- [Available data]

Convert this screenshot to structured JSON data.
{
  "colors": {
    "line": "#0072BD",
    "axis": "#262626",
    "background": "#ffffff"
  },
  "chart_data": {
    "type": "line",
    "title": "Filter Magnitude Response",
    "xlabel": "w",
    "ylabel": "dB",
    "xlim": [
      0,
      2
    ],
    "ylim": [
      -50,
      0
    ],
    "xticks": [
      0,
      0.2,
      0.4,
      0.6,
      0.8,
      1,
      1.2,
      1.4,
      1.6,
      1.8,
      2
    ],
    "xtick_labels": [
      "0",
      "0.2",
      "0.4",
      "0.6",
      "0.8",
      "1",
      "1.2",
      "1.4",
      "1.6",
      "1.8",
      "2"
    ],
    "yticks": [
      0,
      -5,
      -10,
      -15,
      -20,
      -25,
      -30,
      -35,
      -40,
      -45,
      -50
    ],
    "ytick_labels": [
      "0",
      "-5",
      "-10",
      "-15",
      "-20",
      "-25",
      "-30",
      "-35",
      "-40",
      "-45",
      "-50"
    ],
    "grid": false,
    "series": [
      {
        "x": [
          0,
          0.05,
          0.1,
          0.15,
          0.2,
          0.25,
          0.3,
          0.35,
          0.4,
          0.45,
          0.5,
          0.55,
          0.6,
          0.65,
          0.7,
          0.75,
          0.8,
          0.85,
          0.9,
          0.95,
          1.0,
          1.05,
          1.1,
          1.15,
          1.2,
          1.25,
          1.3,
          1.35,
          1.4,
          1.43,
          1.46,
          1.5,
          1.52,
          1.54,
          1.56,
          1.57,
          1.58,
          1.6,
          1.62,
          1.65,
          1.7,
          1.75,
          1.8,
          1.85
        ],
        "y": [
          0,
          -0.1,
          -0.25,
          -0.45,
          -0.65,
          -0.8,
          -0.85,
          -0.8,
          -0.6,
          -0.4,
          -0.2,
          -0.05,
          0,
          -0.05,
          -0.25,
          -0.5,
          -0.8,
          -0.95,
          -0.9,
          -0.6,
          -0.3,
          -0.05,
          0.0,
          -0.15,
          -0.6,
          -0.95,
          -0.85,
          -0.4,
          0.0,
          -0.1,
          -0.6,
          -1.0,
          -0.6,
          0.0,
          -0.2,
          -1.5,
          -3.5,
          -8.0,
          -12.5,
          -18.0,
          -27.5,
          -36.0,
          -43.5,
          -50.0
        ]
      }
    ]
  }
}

- [Problem to work on] Copy the entries above exactly, leaving none out.

- [Full output]
Convert this screenshot to structured JSON data.
{
  "colors": {
    "line": "#0072BD",
    "axis": "#262626",
    "background": "#ffffff"
  },
  "chart_data": {
    "type": "line",
    "title": "Filter Magnitude Response",
    "xlabel": "w",
    "ylabel": "dB",
    "xlim": [
      0,
      2
    ],
    "ylim": [
      -50,
      0
    ],
    "xticks": [
      0,
      0.2,
      0.4,
      0.6,
      0.8,
      1,
      1.2,
      1.4,
      1.6,
      1.8,
      2
    ],
    "xtick_labels": [
      "0",
      "0.2",
      "0.4",
      "0.6",
      "0.8",
      "1",
      "1.2",
      "1.4",
      "1.6",
      "1.8",
      "2"
    ],
    "yticks": [
      0,
      -5,
      -10,
      -15,
      -20,
      -25,
      -30,
      -35,
      -40,
      -45,
      -50
    ],
    "ytick_labels": [
      "0",
      "-5",
      "-10",
      "-15",
      "-20",
      "-25",
      "-30",
      "-35",
      "-40",
      "-45",
      "-50"
    ],
    "grid": false,
    "series": [
      {
        "x": [
          0,
          0.05,
          0.1,
          0.15,
          0.2,
          0.25,
          0.3,
          0.35,
          0.4,
          0.45,
          0.5,
          0.55,
          0.6,
          0.65,
          0.7,
          0.75,
          0.8,
          0.85,
          0.9,
          0.95,
          1.0,
          1.05,
          1.1,
          1.15,
          1.2,
          1.25,
          1.3,
          1.35,
          1.4,
          1.43,
          1.46,
          1.5,
          1.52,
          1.54,
          1.56,
          1.57,
          1.58,
          1.6,
          1.62,
          1.65,
          1.7,
          1.75,
          1.8,
          1.85
        ],
        "y": [
          0,
          -0.1,
          -0.25,
          -0.45,
          -0.65,
          -0.8,
          -0.85,
          -0.8,
          -0.6,
          -0.4,
          -0.2,
          -0.05,
          0,
          -0.05,
          -0.25,
          -0.5,
          -0.8,
          -0.95,
          -0.9,
          -0.6,
          -0.3,
          -0.05,
          0.0,
          -0.15,
          -0.6,
          -0.95,
          -0.85,
          -0.4,
          0.0,
          -0.1,
          -0.6,
          -1.0,
          -0.6,
          0.0,
          -0.2,
          -1.5,
          -3.5,
          -8.0,
          -12.5,
          -18.0,
          -27.5,
          -36.0,
          -43.5,
          -50.0
        ]
      }
    ]
  }
}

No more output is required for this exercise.